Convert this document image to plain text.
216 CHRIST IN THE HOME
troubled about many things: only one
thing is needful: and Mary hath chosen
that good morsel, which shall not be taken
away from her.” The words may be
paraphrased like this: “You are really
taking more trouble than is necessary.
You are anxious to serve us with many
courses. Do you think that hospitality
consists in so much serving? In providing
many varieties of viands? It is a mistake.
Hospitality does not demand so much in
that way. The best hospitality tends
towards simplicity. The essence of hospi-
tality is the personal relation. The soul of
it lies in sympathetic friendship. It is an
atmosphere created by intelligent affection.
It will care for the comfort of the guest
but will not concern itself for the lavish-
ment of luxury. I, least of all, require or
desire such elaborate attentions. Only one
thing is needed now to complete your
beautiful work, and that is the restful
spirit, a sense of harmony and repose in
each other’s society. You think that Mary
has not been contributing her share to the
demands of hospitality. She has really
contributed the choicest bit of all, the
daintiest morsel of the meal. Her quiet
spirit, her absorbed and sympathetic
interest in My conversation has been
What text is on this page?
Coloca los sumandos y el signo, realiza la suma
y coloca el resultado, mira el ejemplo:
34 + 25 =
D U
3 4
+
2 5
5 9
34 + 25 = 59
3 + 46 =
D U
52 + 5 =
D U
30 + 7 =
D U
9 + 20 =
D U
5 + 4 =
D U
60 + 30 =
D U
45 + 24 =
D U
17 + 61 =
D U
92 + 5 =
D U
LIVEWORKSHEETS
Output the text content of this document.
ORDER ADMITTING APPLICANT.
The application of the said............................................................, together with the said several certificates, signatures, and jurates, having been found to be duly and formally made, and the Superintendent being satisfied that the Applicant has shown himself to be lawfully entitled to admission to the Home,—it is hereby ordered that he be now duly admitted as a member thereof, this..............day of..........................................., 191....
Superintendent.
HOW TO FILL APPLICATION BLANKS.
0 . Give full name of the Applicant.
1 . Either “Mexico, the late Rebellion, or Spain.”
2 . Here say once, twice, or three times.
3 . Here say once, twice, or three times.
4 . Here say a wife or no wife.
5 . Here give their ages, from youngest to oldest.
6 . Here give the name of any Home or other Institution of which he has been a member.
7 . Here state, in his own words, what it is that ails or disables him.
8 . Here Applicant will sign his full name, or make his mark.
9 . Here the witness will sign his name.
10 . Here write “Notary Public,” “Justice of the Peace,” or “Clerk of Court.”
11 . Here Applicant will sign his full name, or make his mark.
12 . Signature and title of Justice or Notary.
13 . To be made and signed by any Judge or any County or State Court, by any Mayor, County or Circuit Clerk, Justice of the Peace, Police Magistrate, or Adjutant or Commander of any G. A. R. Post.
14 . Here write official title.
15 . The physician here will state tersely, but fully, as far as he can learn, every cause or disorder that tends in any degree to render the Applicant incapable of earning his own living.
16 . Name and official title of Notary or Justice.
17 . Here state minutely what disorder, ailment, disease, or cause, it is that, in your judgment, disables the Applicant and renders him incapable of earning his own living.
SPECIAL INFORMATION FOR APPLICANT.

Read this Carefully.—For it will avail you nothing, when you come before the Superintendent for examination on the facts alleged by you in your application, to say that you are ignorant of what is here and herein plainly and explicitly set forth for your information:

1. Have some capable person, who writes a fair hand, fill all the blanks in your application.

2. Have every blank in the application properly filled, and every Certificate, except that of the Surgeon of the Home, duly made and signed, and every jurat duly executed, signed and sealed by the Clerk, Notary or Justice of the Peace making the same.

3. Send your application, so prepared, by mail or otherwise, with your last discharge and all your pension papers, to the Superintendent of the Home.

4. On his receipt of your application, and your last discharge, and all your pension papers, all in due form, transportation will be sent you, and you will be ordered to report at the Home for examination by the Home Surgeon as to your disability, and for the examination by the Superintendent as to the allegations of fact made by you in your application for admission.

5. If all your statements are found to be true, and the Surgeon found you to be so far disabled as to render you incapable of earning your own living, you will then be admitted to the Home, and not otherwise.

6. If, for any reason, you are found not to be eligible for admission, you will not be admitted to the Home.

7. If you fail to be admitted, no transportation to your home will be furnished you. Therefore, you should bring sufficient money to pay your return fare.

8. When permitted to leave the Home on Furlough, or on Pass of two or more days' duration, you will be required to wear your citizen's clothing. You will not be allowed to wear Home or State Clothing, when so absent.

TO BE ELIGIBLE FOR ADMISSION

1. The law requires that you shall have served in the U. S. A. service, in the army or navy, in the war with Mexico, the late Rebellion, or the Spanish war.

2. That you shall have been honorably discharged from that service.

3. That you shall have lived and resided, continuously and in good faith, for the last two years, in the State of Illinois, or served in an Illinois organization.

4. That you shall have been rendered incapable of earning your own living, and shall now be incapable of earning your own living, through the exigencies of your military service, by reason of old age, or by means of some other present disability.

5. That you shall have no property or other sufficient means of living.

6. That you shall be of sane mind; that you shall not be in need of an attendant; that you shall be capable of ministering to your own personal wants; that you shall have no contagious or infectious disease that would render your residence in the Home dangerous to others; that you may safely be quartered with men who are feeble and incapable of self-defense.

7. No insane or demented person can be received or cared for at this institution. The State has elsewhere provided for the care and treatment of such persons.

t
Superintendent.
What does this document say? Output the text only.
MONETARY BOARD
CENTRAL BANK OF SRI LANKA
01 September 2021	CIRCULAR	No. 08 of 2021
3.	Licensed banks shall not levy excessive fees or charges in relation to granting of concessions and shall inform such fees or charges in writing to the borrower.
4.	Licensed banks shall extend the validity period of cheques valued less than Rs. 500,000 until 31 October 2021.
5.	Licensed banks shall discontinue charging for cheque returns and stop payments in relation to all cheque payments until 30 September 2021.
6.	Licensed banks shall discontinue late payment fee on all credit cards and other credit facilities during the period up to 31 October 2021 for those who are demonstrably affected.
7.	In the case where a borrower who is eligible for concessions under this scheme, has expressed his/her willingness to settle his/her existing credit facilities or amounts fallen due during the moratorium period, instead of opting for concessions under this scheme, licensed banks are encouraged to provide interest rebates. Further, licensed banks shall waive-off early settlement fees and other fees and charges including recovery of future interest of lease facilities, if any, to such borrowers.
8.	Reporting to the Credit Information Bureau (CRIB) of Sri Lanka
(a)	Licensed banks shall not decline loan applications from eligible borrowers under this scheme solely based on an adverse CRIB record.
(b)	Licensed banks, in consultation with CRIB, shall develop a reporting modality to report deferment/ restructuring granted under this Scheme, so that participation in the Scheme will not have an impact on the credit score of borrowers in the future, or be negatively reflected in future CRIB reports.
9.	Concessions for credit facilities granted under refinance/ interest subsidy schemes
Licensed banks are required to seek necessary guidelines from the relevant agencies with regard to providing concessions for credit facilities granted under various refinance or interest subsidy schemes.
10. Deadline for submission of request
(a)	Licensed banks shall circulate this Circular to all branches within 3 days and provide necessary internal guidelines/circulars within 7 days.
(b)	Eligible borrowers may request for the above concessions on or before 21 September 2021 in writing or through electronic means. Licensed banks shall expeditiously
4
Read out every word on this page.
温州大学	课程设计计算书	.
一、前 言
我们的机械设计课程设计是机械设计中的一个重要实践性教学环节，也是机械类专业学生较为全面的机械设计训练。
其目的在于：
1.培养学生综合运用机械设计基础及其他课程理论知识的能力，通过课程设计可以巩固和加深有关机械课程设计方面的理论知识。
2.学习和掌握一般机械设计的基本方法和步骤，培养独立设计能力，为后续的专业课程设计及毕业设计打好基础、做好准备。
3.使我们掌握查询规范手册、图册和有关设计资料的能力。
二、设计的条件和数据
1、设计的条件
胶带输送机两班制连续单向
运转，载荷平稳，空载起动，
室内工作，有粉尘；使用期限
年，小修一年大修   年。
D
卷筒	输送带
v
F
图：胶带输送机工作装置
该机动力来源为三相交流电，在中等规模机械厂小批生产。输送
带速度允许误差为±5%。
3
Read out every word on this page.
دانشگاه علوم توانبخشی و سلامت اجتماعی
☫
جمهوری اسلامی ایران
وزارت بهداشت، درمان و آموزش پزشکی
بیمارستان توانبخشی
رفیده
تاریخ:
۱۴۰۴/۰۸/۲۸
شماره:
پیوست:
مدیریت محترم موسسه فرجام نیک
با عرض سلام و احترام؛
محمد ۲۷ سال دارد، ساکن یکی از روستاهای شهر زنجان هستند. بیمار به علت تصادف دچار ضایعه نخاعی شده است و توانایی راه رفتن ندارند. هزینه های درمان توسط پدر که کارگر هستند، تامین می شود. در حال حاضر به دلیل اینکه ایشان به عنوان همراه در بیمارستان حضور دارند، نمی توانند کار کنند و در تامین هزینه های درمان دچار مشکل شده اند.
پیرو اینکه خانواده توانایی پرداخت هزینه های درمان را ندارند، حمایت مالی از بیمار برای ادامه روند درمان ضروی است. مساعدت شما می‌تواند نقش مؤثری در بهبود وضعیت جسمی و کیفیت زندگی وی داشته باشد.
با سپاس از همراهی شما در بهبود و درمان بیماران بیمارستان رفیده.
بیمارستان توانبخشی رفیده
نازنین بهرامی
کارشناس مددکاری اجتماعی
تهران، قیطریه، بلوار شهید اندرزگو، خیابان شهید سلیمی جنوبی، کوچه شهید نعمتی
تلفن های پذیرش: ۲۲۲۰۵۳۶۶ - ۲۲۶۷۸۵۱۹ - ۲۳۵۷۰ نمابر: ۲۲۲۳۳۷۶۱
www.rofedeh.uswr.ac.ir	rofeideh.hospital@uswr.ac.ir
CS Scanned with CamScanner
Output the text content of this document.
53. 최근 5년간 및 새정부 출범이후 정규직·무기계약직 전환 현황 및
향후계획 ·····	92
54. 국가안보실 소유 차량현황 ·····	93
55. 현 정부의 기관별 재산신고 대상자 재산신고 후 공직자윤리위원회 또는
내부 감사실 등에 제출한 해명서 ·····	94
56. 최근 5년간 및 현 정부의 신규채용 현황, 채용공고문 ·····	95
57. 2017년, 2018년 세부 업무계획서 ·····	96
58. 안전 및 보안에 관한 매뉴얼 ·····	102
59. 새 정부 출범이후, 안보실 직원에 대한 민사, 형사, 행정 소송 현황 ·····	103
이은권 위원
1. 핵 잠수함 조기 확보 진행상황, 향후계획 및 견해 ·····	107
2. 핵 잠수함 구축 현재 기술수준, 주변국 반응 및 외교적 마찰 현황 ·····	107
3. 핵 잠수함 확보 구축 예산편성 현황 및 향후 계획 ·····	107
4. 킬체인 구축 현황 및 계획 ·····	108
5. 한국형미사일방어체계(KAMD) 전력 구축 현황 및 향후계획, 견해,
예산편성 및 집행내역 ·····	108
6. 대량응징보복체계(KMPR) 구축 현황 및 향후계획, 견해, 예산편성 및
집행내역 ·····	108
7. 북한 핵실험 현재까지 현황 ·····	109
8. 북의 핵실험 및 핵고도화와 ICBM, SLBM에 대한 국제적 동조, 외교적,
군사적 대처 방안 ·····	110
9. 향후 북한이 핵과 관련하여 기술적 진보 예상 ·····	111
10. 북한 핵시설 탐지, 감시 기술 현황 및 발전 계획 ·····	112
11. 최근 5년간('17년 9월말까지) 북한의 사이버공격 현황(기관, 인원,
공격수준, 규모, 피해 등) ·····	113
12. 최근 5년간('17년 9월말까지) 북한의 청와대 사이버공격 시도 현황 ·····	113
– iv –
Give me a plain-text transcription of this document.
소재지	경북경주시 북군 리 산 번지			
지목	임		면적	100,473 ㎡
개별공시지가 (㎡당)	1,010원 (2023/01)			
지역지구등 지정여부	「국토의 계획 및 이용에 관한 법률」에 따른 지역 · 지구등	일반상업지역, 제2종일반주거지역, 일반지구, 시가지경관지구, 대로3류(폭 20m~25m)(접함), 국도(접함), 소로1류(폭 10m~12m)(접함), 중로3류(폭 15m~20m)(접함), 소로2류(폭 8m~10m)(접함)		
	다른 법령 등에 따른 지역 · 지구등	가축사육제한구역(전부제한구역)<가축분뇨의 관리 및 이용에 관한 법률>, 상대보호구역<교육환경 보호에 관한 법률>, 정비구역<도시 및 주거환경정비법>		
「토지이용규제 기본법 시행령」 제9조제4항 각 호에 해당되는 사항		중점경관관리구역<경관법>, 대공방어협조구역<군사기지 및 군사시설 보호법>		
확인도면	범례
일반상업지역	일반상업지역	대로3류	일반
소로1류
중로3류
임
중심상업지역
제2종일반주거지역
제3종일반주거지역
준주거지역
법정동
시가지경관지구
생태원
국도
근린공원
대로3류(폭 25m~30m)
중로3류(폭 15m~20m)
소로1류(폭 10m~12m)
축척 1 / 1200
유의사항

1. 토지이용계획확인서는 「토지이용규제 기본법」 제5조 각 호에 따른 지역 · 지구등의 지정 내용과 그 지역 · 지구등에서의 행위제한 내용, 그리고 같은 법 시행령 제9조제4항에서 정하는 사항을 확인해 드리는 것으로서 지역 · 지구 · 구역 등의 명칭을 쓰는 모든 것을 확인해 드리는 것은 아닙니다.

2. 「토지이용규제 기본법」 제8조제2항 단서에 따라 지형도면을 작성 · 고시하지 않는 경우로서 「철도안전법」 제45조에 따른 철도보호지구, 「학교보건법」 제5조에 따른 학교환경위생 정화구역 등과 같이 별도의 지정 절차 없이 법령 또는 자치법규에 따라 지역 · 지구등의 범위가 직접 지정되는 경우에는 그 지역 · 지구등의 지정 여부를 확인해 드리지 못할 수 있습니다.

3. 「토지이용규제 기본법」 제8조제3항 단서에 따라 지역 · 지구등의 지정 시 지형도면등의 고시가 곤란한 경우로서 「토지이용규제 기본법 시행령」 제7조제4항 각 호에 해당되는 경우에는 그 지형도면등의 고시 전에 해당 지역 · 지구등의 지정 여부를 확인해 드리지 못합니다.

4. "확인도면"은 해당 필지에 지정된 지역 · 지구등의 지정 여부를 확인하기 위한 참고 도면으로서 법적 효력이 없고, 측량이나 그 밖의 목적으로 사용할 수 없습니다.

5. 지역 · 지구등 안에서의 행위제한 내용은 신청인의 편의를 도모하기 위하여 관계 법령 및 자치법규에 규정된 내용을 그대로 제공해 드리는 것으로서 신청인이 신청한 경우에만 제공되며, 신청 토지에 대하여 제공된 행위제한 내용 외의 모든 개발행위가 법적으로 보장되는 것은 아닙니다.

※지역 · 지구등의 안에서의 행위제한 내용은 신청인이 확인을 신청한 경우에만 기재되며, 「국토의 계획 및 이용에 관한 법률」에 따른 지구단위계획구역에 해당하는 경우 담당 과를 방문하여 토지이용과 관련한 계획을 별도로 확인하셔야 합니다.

* **AIM OF THE EXERCISE**
Begin with the line containing "Give me a plain-text" and repeat each line exactly until the records above end.

* **RESPONSE TO THIS EXERCISE**
Give me a plain-text transcription of this document.
소재지	경북경주시 북군 리 산 번지			
지목	임		면적	100,473 ㎡
개별공시지가 (㎡당)	1,010원 (2023/01)			
지역지구등 지정여부	「국토의 계획 및 이용에 관한 법률」에 따른 지역 · 지구등	일반상업지역, 제2종일반주거지역, 일반지구, 시가지경관지구, 대로3류(폭 20m~25m)(접함), 국도(접함), 소로1류(폭 10m~12m)(접함), 중로3류(폭 15m~20m)(접함), 소로2류(폭 8m~10m)(접함)		
	다른 법령 등에 따른 지역 · 지구등	가축사육제한구역(전부제한구역)<가축분뇨의 관리 및 이용에 관한 법률>, 상대보호구역<교육환경 보호에 관한 법률>, 정비구역<도시 및 주거환경정비법>		
「토지이용규제 기본법 시행령」 제9조제4항 각 호에 해당되는 사항		중점경관관리구역<경관법>, 대공방어협조구역<군사기지 및 군사시설 보호법>		
확인도면	범례
일반상업지역	일반상업지역	대로3류	일반
소로1류
중로3류
임
중심상업지역
제2종일반주거지역
제3종일반주거지역
준주거지역
법정동
시가지경관지구
생태원
국도
근린공원
대로3류(폭 25m~30m)
중로3류(폭 15m~20m)
소로1류(폭 10m~12m)
축척 1 / 1200
유의사항

1. 토지이용계획확인서는 「토지이용규제 기본법」 제5조 각 호에 따른 지역 · 지구등의 지정 내용과 그 지역 · 지구등에서의 행위제한 내용, 그리고 같은 법 시행령 제9조제4항에서 정하는 사항을 확인해 드리는 것으로서 지역 · 지구 · 구역 등의 명칭을 쓰는 모든 것을 확인해 드리는 것은 아닙니다.

2. 「토지이용규제 기본법」 제8조제2항 단서에 따라 지형도면을 작성 · 고시하지 않는 경우로서 「철도안전법」 제45조에 따른 철도보호지구, 「학교보건법」 제5조에 따른 학교환경위생 정화구역 등과 같이 별도의 지정 절차 없이 법령 또는 자치법규에 따라 지역 · 지구등의 범위가 직접 지정되는 경우에는 그 지역 · 지구등의 지정 여부를 확인해 드리지 못할 수 있습니다.

3. 「토지이용규제 기본법」 제8조제3항 단서에 따라 지역 · 지구등의 지정 시 지형도면등의 고시가 곤란한 경우로서 「토지이용규제 기본법 시행령」 제7조제4항 각 호에 해당되는 경우에는 그 지형도면등의 고시 전에 해당 지역 · 지구등의 지정 여부를 확인해 드리지 못합니다.

4. "확인도면"은 해당 필지에 지정된 지역 · 지구등의 지정 여부를 확인하기 위한 참고 도면으로서 법적 효력이 없고, 측량이나 그 밖의 목적으로 사용할 수 없습니다.

5. 지역 · 지구등 안에서의 행위제한 내용은 신청인의 편의를 도모하기 위하여 관계 법령 및 자치법규에 규정된 내용을 그대로 제공해 드리는 것으로서 신청인이 신청한 경우에만 제공되며, 신청 토지에 대하여 제공된 행위제한 내용 외의 모든 개발행위가 법적으로 보장되는 것은 아닙니다.

※지역 · 지구등의 안에서의 행위제한 내용은 신청인이 확인을 신청한 경우에만 기재되며, 「국토의 계획 및 이용에 관한 법률」에 따른 지구단위계획구역에 해당하는 경우 담당 과를 방문하여 토지이용과 관련한 계획을 별도로 확인하셔야 합니다.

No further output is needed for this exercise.